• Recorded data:
------------------------------
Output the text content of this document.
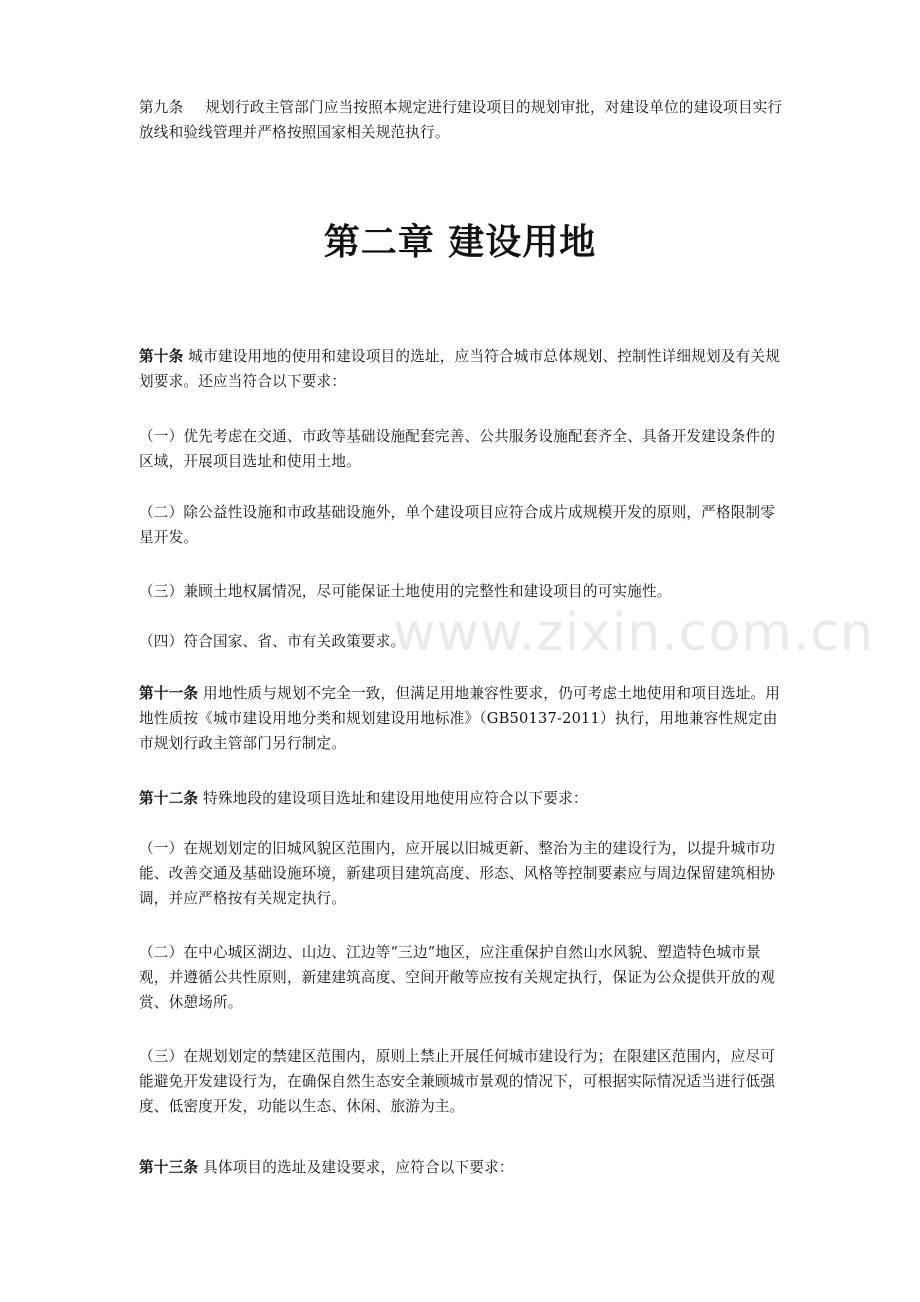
第九条 规划行政主管部门应当按照本规定进行建设项目的规划审批，对建设单位的建设项目实行放线和验线管理并严格按照国家相关规范执行。

第二章 建设用地

第十条 城市建设用地的使用和建设项目的选址，应当符合城市总体规划、控制性详细规划及有关规划要求。还应当符合以下要求：

（一）优先考虑在交通、市政等基础设施配套完善、公共服务设施配套齐全、具备开发建设条件的区域，开展项目选址和使用土地。

（二）除公益性设施和市政基础设施外，单个建设项目应符合成片成规模开发的原则，严格限制零星开发。

（三）兼顾土地权属情况，尽可能保证土地使用的完整性和建设项目的可实施性。

（四）符合国家、省、市有关政策要求。

第十一条 用地性质与规划不完全一致，但满足用地兼容性要求，仍可考虑土地使用和项目选址。用地性质按《城市建设用地分类和规划建设用地标准》（GB50137-2011）执行，用地兼容性规定由市规划行政主管部门另行制定。

第十二条 特殊地段的建设项目选址和建设用地使用应符合以下要求：

（一）在规划划定的旧城风貌区范围内，应开展以旧城更新、整治为主的建设行为，以提升城市功能、改善交通及基础设施环境，新建项目建筑高度、形态、风格等控制要素应与周边保留建筑相协调，并应严格按有关规定执行。

（二）在中心城区湖边、山边、江边等“三边”地区，应注重保护自然山水风貌、塑造特色城市景观，并遵循公共性原则，新建建筑高度、空间开敞等应按有关规定执行，保证为公众提供开放的观赏、休憩场所。

（三）在规划划定的禁建区范围内，原则上禁止开展任何城市建设行为；在限建区范围内，应尽可能避免开发建设行为，在确保自然生态安全兼顾城市景观的情况下，可根据实际情况适当进行低强度、低密度开发，功能以生态、休闲、旅游为主。

第十三条 具体项目的选址及建设要求，应符合以下要求：

www.zixin.com.cn
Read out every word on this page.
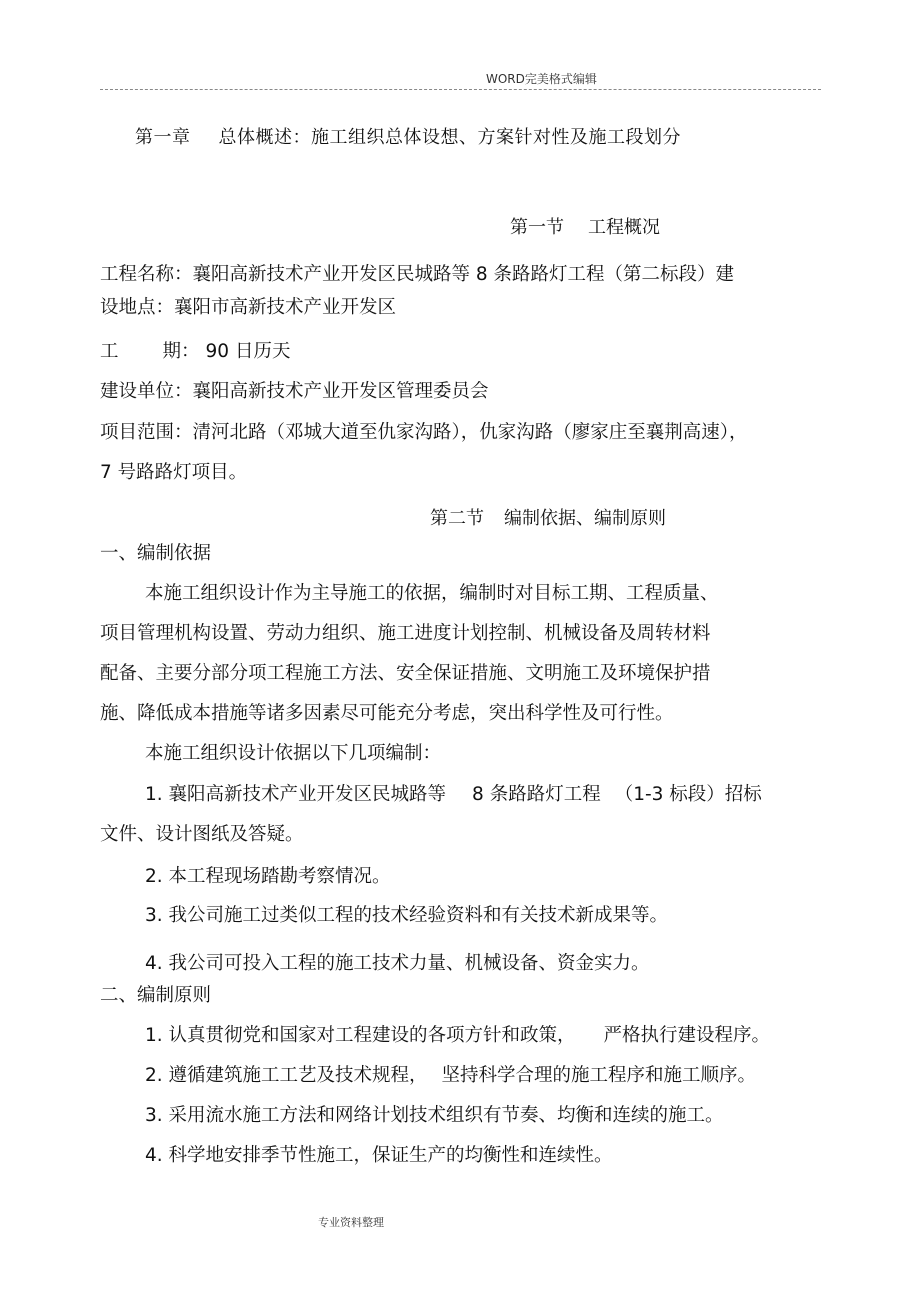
WORD完美格式编辑
第一章 总体概述：施工组织总体设想、方案针对性及施工段划分
第一节 工程概况
工程名称：襄阳高新技术产业开发区民城路等 8 条路路灯工程（第二标段）建
设地点：襄阳市高新技术产业开发区
工 期： 90 日历天
建设单位：襄阳高新技术产业开发区管理委员会
项目范围：清河北路（邓城大道至仇家沟路），仇家沟路（廖家庄至襄荆高速），
7 号路路灯项目。
第二节 编制依据、编制原则
一、编制依据
本施工组织设计作为主导施工的依据，编制时对目标工期、工程质量、
项目管理机构设置、劳动力组织、施工进度计划控制、机械设备及周转材料
配备、主要分部分项工程施工方法、安全保证措施、文明施工及环境保护措
施、降低成本措施等诸多因素尽可能充分考虑，突出科学性及可行性。
本施工组织设计依据以下几项编制：
1. 襄阳高新技术产业开发区民城路等 8 条路路灯工程 （1-3 标段）招标
文件、设计图纸及答疑。
2. 本工程现场踏勘考察情况。
3. 我公司施工过类似工程的技术经验资料和有关技术新成果等。
4. 我公司可投入工程的施工技术力量、机械设备、资金实力。
二、编制原则
1. 认真贯彻党和国家对工程建设的各项方针和政策， 严格执行建设程序。
2. 遵循建筑施工工艺及技术规程， 坚持科学合理的施工程序和施工顺序。
3. 采用流水施工方法和网络计划技术组织有节奏、均衡和连续的施工。
4. 科学地安排季节性施工，保证生产的均衡性和连续性。
专业资料整理
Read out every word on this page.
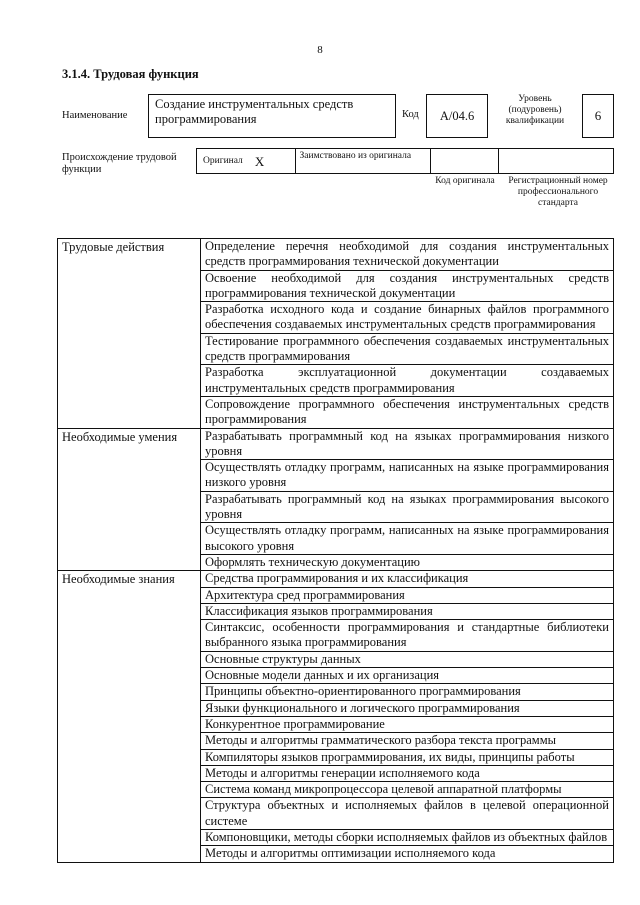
8
3.1.4. Трудовая функция
Наименование
Создание инструментальных средств программирования	Код	A/04.6
Уровень (подуровень) квалификации	6
Происхождение трудовой функции
Оригинал X	Заимствовано из оригинала
Код оригинала	Регистрационный номер профессионального стандарта
Трудовые действия	Определение перечня необходимой для создания инструментальных средств программирования технической документации
	Освоение необходимой для создания инструментальных средств программирования технической документации
	Разработка исходного кода и создание бинарных файлов программного обеспечения создаваемых инструментальных средств программирования
	Тестирование программного обеспечения создаваемых инструментальных средств программирования
	Разработка эксплуатационной документации создаваемых инструментальных средств программирования
	Сопровождение программного обеспечения инструментальных средств программирования
Необходимые умения	Разрабатывать программный код на языках программирования низкого уровня
	Осуществлять отладку программ, написанных на языке программирования низкого уровня
	Разрабатывать программный код на языках программирования высокого уровня
	Осуществлять отладку программ, написанных на языке программирования высокого уровня
	Оформлять техническую документацию
Необходимые знания	Средства программирования и их классификация
	Архитектура сред программирования
	Классификация языков программирования
	Синтаксис, особенности программирования и стандартные библиотеки выбранного языка программирования
	Основные структуры данных
	Основные модели данных и их организация
	Принципы объектно-ориентированного программирования
	Языки функционального и логического программирования
	Конкурентное программирование
	Методы и алгоритмы грамматического разбора текста программы
	Компиляторы языков программирования, их виды, принципы работы
	Методы и алгоритмы генерации исполняемого кода
	Система команд микропроцессора целевой аппаратной платформы
	Структура объектных и исполняемых файлов в целевой операционной системе
	Компоновщики, методы сборки исполняемых файлов из объектных файлов
	Методы и алгоритмы оптимизации исполняемого кода
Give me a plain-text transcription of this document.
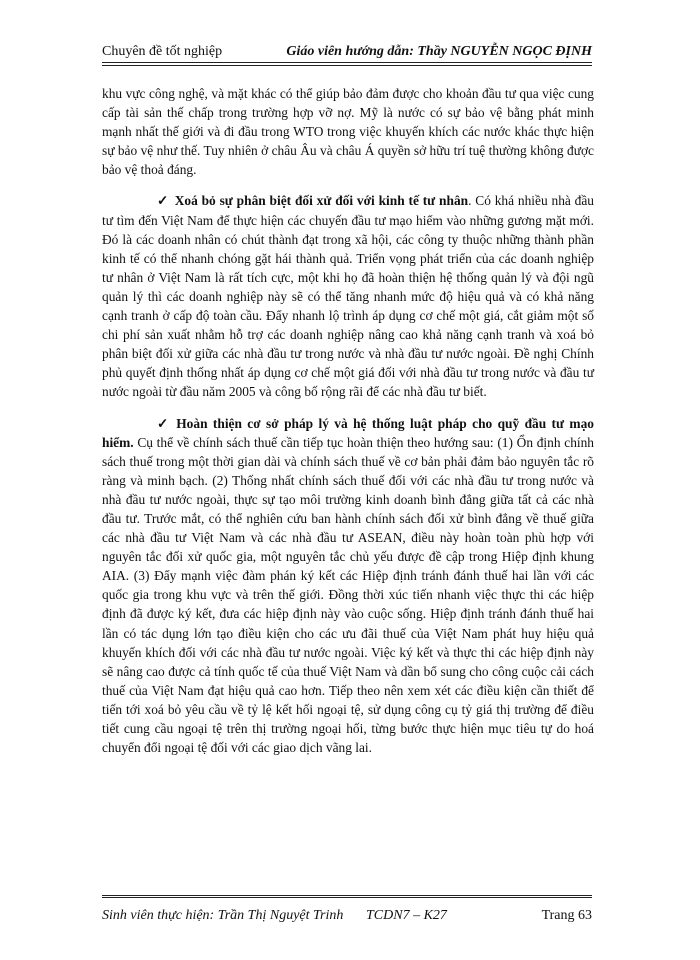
Chuyên đề tốt nghiệp	Giáo viên hướng dẫn: Thầy NGUYỄN NGỌC ĐỊNH

khu vực công nghệ, và mặt khác có thể giúp bảo đảm được cho khoản đầu tư qua việc cung cấp tài sản thế chấp trong trường hợp vỡ nợ. Mỹ là nước có sự bảo vệ bằng phát minh mạnh nhất thế giới và đi đầu trong WTO trong việc khuyến khích các nước khác thực hiện sự bảo vệ như thế. Tuy nhiên ở châu Âu và châu Á quyền sở hữu trí tuệ thường không được bảo vệ thoả đáng.

✓ Xoá bỏ sự phân biệt đối xử đối với kinh tế tư nhân. Có khá nhiều nhà đầu tư tìm đến Việt Nam để thực hiện các chuyến đầu tư mạo hiểm vào những gương mặt mới. Đó là các doanh nhân có chút thành đạt trong xã hội, các công ty thuộc những thành phần kinh tế có thể nhanh chóng gặt hái thành quả. Triển vọng phát triển của các doanh nghiệp tư nhân ở Việt Nam là rất tích cực, một khi họ đã hoàn thiện hệ thống quản lý và đội ngũ quản lý thì các doanh nghiệp này sẽ có thể tăng nhanh mức độ hiệu quả và có khả năng cạnh tranh ở cấp độ toàn cầu. Đẩy nhanh lộ trình áp dụng cơ chế một giá, cắt giảm một số chi phí sản xuất nhằm hỗ trợ các doanh nghiệp nâng cao khả năng cạnh tranh và xoá bỏ phân biệt đối xử giữa các nhà đầu tư trong nước và nhà đầu tư nước ngoài. Đề nghị Chính phủ quyết định thống nhất áp dụng cơ chế một giá đối với nhà đầu tư trong nước và đầu tư nước ngoài từ đầu năm 2005 và công bố rộng rãi để các nhà đầu tư biết.

✓ Hoàn thiện cơ sở pháp lý và hệ thống luật pháp cho quỹ đầu tư mạo hiểm. Cụ thể về chính sách thuế cần tiếp tục hoàn thiện theo hướng sau: (1) Ổn định chính sách thuế trong một thời gian dài và chính sách thuế về cơ bản phải đảm bảo nguyên tắc rõ ràng và minh bạch. (2) Thống nhất chính sách thuế đối với các nhà đầu tư trong nước và nhà đầu tư nước ngoài, thực sự tạo môi trường kinh doanh bình đẳng giữa tất cả các nhà đầu tư. Trước mắt, có thể nghiên cứu ban hành chính sách đối xử bình đẳng về thuế giữa các nhà đầu tư Việt Nam và các nhà đầu tư ASEAN, điều này hoàn toàn phù hợp với nguyên tắc đối xử quốc gia, một nguyên tắc chủ yếu được đề cập trong Hiệp định khung AIA. (3) Đẩy mạnh việc đàm phán ký kết các Hiệp định tránh đánh thuế hai lần với các quốc gia trong khu vực và trên thế giới. Đồng thời xúc tiến nhanh việc thực thi các hiệp định đã được ký kết, đưa các hiệp định này vào cuộc sống. Hiệp định tránh đánh thuế hai lần có tác dụng lớn tạo điều kiện cho các ưu đãi thuế của Việt Nam phát huy hiệu quả khuyến khích đối với các nhà đầu tư nước ngoài. Việc ký kết và thực thi các hiệp định này sẽ nâng cao được cả tính quốc tế của thuế Việt Nam và dần bổ sung cho công cuộc cải cách thuế của Việt Nam đạt hiệu quả cao hơn. Tiếp theo nên xem xét các điều kiện cần thiết để tiến tới xoá bỏ yêu cầu về tỷ lệ kết hối ngoại tệ, sử dụng công cụ tỷ giá thị trường để điều tiết cung cầu ngoại tệ trên thị trường ngoại hối, từng bước thực hiện mục tiêu tự do hoá chuyển đổi ngoại tệ đối với các giao dịch vãng lai.

Sinh viên thực hiện: Trần Thị Nguyệt Trinh TCDN7 – K27	Trang 63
------------------------------
• What to do: Where a line above includes "необходимой", copy that line.

• Full solution:
Трудовые действия	Определение перечня необходимой для создания инструментальных средств программирования технической документации
	Освоение необходимой для создания инструментальных средств программирования технической документации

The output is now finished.